__ITEMS__.
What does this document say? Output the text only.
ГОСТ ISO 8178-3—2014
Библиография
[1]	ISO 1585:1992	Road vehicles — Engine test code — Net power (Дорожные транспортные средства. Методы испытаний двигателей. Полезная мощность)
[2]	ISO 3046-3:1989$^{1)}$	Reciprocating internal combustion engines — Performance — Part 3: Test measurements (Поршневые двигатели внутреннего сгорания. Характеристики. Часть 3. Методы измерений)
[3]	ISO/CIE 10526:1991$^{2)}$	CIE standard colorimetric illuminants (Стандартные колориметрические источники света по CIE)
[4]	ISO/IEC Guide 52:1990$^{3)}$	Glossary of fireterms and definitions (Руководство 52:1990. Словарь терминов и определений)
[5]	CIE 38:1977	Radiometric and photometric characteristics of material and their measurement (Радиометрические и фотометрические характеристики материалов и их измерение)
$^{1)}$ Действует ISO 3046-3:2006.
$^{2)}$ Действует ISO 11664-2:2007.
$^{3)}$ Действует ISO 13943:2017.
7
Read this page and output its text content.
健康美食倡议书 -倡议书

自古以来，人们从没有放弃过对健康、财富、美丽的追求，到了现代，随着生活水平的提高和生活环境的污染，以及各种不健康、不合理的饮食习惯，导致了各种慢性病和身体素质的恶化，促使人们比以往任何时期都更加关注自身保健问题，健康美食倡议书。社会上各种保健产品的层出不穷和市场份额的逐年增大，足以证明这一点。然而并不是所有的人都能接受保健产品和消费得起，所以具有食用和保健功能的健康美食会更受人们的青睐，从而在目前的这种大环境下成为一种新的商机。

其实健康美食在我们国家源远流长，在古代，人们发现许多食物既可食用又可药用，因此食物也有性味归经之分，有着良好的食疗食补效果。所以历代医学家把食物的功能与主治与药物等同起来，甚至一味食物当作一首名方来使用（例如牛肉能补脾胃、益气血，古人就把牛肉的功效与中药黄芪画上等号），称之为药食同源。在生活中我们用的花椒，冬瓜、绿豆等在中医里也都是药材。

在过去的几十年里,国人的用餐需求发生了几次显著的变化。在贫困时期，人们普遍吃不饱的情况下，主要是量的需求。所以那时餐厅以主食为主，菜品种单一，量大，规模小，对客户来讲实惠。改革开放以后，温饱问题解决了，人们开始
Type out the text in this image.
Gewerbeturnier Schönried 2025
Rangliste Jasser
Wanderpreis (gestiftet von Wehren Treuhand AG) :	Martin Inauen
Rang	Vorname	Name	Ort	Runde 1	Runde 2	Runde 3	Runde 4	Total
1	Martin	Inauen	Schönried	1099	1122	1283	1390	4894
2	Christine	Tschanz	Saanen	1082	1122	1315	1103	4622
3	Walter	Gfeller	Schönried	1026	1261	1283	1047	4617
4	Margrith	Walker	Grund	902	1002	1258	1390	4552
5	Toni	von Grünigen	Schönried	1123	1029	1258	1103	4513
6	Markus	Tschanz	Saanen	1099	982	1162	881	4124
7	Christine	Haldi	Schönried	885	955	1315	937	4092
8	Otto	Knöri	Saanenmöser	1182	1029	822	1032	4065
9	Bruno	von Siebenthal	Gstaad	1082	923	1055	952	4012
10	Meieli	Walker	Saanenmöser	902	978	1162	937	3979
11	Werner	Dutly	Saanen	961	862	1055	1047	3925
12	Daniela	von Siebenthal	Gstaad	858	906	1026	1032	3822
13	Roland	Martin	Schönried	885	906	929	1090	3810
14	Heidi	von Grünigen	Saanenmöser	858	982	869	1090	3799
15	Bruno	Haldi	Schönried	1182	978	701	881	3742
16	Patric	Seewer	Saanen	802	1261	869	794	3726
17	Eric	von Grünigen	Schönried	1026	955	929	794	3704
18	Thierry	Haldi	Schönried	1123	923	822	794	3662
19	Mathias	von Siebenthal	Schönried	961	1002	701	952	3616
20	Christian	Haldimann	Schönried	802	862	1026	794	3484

__TO BE DONE__. Each line from the one containing "Read this page and output its text content." to the end of the listing above should be copied exactly, and nothing else.

__ANSWER TO THE TASK__.
Read this page and output its text content.
健康美食倡议书 -倡议书

自古以来，人们从没有放弃过对健康、财富、美丽的追求，到了现代，随着生活水平的提高和生活环境的污染，以及各种不健康、不合理的饮食习惯，导致了各种慢性病和身体素质的恶化，促使人们比以往任何时期都更加关注自身保健问题，健康美食倡议书。社会上各种保健产品的层出不穷和市场份额的逐年增大，足以证明这一点。然而并不是所有的人都能接受保健产品和消费得起，所以具有食用和保健功能的健康美食会更受人们的青睐，从而在目前的这种大环境下成为一种新的商机。

其实健康美食在我们国家源远流长，在古代，人们发现许多食物既可食用又可药用，因此食物也有性味归经之分，有着良好的食疗食补效果。所以历代医学家把食物的功能与主治与药物等同起来，甚至一味食物当作一首名方来使用（例如牛肉能补脾胃、益气血，古人就把牛肉的功效与中药黄芪画上等号），称之为药食同源。在生活中我们用的花椒，冬瓜、绿豆等在中医里也都是药材。

在过去的几十年里,国人的用餐需求发生了几次显著的变化。在贫困时期，人们普遍吃不饱的情况下，主要是量的需求。所以那时餐厅以主食为主，菜品种单一，量大，规模小，对客户来讲实惠。改革开放以后，温饱问题解决了，人们开始
Type out the text in this image.
Gewerbeturnier Schönried 2025
Rangliste Jasser
Wanderpreis (gestiftet von Wehren Treuhand AG) :	Martin Inauen
Rang	Vorname	Name	Ort	Runde 1	Runde 2	Runde 3	Runde 4	Total
1	Martin	Inauen	Schönried	1099	1122	1283	1390	4894
2	Christine	Tschanz	Saanen	1082	1122	1315	1103	4622
3	Walter	Gfeller	Schönried	1026	1261	1283	1047	4617
4	Margrith	Walker	Grund	902	1002	1258	1390	4552
5	Toni	von Grünigen	Schönried	1123	1029	1258	1103	4513
6	Markus	Tschanz	Saanen	1099	982	1162	881	4124
7	Christine	Haldi	Schönried	885	955	1315	937	4092
8	Otto	Knöri	Saanenmöser	1182	1029	822	1032	4065
9	Bruno	von Siebenthal	Gstaad	1082	923	1055	952	4012
10	Meieli	Walker	Saanenmöser	902	978	1162	937	3979
11	Werner	Dutly	Saanen	961	862	1055	1047	3925
12	Daniela	von Siebenthal	Gstaad	858	906	1026	1032	3822
13	Roland	Martin	Schönried	885	906	929	1090	3810
14	Heidi	von Grünigen	Saanenmöser	858	982	869	1090	3799
15	Bruno	Haldi	Schönried	1182	978	701	881	3742
16	Patric	Seewer	Saanen	802	1261	869	794	3726
17	Eric	von Grünigen	Schönried	1026	955	929	794	3704
18	Thierry	Haldi	Schönried	1123	923	822	794	3662
19	Mathias	von Siebenthal	Schönried	961	1002	701	952	3616
20	Christian	Haldimann	Schönried	802	862	1026	794	3484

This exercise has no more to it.